SET TASK
Sift the material for lines containing "JSON", and return them.

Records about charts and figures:
■ ■ ■
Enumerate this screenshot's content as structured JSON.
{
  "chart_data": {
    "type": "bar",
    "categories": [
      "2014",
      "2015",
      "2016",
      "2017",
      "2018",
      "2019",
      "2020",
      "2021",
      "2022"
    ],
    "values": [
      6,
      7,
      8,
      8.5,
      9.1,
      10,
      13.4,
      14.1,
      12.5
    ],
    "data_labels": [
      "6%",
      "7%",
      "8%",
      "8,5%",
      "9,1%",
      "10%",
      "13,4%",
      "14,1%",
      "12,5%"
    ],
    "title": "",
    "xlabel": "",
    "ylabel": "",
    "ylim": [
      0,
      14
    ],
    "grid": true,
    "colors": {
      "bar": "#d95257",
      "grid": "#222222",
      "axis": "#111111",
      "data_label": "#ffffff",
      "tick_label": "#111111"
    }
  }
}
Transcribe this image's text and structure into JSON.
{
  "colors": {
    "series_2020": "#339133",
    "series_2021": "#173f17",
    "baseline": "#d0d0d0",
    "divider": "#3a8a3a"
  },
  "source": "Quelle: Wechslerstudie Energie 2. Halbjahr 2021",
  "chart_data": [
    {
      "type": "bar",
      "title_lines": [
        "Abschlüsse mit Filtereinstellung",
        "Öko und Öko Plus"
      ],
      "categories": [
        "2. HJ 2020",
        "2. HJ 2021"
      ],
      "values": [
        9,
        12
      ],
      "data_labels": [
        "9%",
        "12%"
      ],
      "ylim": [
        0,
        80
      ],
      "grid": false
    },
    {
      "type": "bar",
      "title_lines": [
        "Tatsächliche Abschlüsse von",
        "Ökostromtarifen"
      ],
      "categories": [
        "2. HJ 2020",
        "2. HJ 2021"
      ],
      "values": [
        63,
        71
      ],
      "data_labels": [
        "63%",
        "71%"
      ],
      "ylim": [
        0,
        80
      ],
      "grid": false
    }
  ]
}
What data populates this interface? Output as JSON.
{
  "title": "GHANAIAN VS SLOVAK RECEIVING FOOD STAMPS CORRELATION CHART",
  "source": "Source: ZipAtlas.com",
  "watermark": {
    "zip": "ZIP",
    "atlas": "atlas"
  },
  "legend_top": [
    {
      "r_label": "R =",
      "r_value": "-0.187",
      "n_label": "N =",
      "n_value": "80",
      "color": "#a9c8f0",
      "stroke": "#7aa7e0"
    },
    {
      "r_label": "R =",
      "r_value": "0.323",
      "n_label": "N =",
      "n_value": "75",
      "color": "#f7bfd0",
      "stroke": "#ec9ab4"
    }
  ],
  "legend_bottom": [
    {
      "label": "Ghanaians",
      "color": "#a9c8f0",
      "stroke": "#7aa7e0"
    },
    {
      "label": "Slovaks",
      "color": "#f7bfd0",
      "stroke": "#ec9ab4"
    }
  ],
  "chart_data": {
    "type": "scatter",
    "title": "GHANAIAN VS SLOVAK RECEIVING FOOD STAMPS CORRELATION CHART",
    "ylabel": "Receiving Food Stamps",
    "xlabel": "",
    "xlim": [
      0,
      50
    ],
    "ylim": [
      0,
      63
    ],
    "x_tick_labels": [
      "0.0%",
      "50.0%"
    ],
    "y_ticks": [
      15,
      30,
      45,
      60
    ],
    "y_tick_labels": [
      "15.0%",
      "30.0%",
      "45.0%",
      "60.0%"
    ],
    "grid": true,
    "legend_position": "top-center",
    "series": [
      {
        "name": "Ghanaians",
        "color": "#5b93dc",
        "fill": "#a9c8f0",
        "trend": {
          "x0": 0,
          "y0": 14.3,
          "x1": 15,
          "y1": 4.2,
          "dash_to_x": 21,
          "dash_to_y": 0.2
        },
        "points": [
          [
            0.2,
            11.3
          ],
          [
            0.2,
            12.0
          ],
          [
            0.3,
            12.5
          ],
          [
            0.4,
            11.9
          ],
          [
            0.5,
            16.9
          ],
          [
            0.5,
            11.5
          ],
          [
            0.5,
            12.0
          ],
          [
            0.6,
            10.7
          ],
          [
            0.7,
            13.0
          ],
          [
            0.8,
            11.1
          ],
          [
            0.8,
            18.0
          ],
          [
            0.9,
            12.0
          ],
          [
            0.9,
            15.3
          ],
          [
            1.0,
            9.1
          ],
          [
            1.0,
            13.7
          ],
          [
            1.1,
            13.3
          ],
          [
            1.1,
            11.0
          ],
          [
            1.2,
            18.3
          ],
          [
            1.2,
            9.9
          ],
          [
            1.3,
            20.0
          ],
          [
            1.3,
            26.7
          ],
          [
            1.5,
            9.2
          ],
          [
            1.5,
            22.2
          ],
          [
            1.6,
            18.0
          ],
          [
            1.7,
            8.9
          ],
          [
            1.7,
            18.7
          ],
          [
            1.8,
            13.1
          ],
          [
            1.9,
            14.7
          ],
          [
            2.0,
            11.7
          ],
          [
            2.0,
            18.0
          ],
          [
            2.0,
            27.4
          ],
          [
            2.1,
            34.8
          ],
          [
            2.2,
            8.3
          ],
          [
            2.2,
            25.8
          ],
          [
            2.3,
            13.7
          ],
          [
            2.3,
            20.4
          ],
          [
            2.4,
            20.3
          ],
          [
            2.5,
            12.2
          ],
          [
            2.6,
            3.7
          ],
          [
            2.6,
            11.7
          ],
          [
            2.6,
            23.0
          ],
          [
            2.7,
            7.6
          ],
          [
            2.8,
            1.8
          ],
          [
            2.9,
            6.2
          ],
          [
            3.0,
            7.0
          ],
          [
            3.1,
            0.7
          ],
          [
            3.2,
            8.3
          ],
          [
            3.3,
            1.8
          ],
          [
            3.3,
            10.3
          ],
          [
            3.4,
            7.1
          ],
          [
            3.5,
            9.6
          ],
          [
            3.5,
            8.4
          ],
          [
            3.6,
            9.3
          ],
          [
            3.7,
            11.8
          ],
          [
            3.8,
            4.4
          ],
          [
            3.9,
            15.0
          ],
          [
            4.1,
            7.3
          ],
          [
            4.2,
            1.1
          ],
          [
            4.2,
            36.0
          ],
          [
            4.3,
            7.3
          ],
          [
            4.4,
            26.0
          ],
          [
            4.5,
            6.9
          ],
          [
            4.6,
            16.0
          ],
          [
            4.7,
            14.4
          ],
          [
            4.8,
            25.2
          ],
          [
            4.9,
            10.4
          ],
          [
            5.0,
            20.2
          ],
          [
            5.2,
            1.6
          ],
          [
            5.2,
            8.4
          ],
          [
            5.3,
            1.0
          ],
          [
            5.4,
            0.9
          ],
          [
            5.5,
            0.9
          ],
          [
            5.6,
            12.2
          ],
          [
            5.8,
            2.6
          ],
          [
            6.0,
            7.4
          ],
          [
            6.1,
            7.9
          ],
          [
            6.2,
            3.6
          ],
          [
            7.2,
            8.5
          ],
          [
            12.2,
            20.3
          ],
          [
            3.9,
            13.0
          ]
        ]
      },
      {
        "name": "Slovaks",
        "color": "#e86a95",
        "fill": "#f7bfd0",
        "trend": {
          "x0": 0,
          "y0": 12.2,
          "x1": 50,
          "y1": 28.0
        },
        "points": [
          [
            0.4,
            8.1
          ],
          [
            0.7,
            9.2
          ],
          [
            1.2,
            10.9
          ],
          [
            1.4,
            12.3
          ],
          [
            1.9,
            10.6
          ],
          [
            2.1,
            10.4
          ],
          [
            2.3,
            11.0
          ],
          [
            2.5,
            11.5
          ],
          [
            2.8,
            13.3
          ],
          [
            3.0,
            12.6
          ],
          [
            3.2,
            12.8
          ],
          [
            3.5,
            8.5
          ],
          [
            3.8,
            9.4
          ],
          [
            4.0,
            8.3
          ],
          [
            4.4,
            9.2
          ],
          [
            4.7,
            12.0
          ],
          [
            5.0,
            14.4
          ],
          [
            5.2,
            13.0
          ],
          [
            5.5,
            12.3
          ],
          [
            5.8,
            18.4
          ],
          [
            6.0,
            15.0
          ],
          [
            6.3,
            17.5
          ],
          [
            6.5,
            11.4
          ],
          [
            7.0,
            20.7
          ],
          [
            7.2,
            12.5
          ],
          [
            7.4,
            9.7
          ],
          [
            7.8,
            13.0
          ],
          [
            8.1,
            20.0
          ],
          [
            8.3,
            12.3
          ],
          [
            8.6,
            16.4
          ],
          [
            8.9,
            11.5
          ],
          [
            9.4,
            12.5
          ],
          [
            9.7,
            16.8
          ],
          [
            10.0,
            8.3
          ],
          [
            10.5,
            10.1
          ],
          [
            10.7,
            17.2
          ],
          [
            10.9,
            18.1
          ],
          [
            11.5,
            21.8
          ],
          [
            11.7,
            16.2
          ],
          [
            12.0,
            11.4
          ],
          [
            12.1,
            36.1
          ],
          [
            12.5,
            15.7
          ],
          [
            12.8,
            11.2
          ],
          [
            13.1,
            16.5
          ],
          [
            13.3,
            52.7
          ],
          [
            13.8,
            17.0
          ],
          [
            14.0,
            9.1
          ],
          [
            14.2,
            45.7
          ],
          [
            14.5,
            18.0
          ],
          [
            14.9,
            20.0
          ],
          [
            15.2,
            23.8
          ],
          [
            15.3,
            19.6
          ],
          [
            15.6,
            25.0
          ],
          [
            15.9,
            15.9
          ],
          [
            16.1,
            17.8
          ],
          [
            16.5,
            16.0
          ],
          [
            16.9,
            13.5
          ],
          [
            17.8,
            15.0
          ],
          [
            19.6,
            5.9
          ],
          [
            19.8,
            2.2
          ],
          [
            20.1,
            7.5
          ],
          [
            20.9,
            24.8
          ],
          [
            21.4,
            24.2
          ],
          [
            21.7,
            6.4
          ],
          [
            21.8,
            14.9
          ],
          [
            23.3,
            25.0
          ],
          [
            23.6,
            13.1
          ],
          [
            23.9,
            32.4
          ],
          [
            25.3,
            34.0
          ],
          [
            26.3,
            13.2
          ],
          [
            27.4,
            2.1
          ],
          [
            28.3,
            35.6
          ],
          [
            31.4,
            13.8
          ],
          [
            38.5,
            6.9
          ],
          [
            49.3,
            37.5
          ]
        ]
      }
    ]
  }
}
■ ■ ■
OUTPUT FOR THIS EXERCISE
Enumerate this screenshot's content as structured JSON.
Transcribe this image's text and structure into JSON.
What data populates this interface? Output as JSON.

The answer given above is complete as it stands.